Write out each record again exactly as it stands.

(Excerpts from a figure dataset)
= = = = = = =

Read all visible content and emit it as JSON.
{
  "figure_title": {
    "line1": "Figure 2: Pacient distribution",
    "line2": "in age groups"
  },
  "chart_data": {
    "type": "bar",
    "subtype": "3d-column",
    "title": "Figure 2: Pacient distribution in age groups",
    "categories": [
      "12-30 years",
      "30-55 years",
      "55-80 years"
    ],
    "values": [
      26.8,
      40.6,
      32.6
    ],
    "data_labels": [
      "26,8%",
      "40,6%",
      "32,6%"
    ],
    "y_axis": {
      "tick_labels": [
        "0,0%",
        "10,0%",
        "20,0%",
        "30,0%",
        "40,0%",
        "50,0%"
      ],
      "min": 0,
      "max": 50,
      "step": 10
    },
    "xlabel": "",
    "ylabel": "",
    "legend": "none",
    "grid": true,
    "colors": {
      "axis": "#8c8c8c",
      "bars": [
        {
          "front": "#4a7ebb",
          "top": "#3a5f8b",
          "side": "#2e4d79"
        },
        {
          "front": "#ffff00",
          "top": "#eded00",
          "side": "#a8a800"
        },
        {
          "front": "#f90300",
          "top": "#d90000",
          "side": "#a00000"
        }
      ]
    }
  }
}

= = = = = = =

### THE SOLUTION
Read all visible content and emit it as JSON.
{
  "figure_title": {
    "line1": "Figure 2: Pacient distribution",
    "line2": "in age groups"
  },
  "chart_data": {
    "type": "bar",
    "subtype": "3d-column",
    "title": "Figure 2: Pacient distribution in age groups",
    "categories": [
      "12-30 years",
      "30-55 years",
      "55-80 years"
    ],
    "values": [
      26.8,
      40.6,
      32.6
    ],
    "data_labels": [
      "26,8%",
      "40,6%",
      "32,6%"
    ],
    "y_axis": {
      "tick_labels": [
        "0,0%",
        "10,0%",
        "20,0%",
        "30,0%",
        "40,0%",
        "50,0%"
      ],
      "min": 0,
      "max": 50,
      "step": 10
    },
    "xlabel": "",
    "ylabel": "",
    "legend": "none",
    "grid": true,
    "colors": {
      "axis": "#8c8c8c",
      "bars": [
        {
          "front": "#4a7ebb",
          "top": "#3a5f8b",
          "side": "#2e4d79"
        },
        {
          "front": "#ffff00",
          "top": "#eded00",
          "side": "#a8a800"
        },
        {
          "front": "#f90300",
          "top": "#d90000",
          "side": "#a00000"
        }
      ]
    }
  }
}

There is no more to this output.